[Exercise] Print each line exactly as it is given.

[Entries provided]
:::::

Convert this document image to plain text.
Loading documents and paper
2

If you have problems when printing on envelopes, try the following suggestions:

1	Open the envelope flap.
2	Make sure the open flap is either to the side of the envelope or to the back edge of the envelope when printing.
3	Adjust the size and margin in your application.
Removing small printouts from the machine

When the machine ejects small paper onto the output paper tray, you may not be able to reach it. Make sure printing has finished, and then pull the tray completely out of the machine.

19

:::::

[Solved problem]
Convert this document image to plain text.
Loading documents and paper
2

If you have problems when printing on envelopes, try the following suggestions:

1	Open the envelope flap.
2	Make sure the open flap is either to the side of the envelope or to the back edge of the envelope when printing.
3	Adjust the size and margin in your application.
Removing small printouts from the machine

When the machine ejects small paper onto the output paper tray, you may not be able to reach it. Make sure printing has finished, and then pull the tray completely out of the machine.

19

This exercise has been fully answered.